Spot each line in the records below where the word "JSON" occurs, then copy it.

((

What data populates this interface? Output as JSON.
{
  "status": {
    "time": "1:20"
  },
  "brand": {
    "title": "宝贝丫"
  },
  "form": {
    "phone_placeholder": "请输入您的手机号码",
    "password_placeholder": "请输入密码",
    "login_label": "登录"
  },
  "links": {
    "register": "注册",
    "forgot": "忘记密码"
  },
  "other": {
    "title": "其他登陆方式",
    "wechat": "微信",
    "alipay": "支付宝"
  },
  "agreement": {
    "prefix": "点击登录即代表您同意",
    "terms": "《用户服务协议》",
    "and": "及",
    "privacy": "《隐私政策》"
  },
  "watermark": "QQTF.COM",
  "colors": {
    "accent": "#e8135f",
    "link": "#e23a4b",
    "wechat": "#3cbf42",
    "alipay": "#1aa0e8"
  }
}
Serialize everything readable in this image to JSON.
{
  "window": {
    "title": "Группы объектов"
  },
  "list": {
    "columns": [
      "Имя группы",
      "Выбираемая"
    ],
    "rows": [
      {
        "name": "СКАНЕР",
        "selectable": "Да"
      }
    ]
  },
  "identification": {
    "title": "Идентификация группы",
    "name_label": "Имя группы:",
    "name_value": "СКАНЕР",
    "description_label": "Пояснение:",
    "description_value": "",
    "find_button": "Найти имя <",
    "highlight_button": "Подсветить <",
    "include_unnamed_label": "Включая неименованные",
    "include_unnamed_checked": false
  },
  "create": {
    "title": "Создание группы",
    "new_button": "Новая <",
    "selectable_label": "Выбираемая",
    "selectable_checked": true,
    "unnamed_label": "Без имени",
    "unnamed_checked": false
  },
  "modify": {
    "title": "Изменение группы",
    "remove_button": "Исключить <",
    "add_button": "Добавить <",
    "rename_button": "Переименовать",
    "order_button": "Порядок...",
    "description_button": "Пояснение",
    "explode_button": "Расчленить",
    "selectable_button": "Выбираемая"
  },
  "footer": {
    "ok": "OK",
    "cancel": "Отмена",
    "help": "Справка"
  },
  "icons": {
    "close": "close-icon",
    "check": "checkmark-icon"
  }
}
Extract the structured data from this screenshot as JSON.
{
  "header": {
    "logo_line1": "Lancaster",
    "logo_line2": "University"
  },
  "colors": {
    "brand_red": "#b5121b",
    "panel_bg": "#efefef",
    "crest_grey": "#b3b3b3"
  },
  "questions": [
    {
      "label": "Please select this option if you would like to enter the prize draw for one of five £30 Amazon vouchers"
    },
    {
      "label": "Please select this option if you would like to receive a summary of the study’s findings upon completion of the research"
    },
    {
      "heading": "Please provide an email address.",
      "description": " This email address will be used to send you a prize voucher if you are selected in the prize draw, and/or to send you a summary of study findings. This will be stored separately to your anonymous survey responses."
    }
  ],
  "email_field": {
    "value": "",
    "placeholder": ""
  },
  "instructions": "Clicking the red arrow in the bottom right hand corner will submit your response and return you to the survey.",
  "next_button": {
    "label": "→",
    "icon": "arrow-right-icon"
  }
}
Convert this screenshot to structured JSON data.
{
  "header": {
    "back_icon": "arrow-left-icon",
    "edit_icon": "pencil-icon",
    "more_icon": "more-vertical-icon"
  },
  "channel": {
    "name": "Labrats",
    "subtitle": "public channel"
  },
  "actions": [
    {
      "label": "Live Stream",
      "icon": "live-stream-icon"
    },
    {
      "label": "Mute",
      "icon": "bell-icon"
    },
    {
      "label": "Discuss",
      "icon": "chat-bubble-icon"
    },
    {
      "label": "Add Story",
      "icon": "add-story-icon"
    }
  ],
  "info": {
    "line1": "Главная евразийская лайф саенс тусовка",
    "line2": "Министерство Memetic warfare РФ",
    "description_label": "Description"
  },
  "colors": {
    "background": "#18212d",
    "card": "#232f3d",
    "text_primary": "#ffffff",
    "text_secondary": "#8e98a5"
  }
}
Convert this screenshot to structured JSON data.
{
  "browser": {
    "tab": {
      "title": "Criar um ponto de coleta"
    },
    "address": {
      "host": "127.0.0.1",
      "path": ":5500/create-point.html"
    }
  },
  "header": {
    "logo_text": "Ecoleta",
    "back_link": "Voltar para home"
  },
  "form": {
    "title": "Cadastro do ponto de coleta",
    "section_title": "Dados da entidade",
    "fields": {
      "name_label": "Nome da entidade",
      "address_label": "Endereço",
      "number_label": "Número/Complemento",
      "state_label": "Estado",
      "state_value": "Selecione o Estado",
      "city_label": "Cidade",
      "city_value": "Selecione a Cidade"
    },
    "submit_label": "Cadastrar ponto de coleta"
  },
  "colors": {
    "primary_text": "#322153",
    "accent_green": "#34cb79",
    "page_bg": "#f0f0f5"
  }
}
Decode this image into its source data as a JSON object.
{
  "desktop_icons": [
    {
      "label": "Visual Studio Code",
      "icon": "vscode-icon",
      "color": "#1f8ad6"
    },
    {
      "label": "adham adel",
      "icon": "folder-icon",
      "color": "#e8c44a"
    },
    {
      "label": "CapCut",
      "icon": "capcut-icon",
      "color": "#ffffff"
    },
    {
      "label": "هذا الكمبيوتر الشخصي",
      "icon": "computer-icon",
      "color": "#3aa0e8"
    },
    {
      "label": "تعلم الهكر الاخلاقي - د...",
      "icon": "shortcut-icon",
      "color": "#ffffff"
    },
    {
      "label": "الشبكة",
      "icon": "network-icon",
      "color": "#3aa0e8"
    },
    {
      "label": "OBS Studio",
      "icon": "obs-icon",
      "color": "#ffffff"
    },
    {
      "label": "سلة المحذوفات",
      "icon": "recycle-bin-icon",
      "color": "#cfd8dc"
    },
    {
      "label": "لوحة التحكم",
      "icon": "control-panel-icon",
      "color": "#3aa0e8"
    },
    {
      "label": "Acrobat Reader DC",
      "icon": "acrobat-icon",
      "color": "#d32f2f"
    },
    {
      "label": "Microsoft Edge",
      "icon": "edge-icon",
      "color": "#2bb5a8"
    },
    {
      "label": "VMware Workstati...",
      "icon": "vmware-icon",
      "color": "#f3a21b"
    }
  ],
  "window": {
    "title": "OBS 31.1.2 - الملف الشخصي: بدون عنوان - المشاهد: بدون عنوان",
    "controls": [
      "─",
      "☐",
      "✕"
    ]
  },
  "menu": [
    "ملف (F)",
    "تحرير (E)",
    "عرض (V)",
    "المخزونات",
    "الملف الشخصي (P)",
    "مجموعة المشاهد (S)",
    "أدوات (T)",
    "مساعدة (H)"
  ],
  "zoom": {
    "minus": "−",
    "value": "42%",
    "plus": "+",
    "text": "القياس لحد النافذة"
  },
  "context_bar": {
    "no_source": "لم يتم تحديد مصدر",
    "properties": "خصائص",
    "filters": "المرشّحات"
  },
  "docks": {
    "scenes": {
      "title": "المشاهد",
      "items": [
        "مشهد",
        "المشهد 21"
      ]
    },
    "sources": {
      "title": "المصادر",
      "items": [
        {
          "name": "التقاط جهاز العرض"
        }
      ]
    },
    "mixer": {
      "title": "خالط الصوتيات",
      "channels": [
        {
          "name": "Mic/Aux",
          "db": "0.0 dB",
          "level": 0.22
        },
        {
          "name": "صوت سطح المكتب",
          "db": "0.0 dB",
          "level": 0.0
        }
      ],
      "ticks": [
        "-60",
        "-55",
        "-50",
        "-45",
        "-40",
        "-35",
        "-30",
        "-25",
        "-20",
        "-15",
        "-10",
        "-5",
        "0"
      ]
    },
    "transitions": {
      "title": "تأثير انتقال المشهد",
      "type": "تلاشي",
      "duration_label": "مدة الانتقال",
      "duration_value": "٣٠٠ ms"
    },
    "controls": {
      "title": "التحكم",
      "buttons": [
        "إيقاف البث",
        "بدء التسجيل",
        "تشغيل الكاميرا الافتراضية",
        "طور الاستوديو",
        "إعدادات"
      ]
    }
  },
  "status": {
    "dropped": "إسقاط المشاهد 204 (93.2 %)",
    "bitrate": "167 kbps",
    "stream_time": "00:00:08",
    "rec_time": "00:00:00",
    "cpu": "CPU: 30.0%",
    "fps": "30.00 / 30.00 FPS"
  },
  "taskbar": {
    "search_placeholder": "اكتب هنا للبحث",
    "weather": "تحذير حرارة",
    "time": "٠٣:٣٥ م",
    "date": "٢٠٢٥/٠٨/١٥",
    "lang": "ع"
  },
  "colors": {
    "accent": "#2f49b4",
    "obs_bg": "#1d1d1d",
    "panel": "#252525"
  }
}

))

### SOLUTION TO THIS EXERCISE
What data populates this interface? Output as JSON.
Serialize everything readable in this image to JSON.
Extract the structured data from this screenshot as JSON.
Convert this screenshot to structured JSON data.
Convert this screenshot to structured JSON data.
Decode this image into its source data as a JSON object.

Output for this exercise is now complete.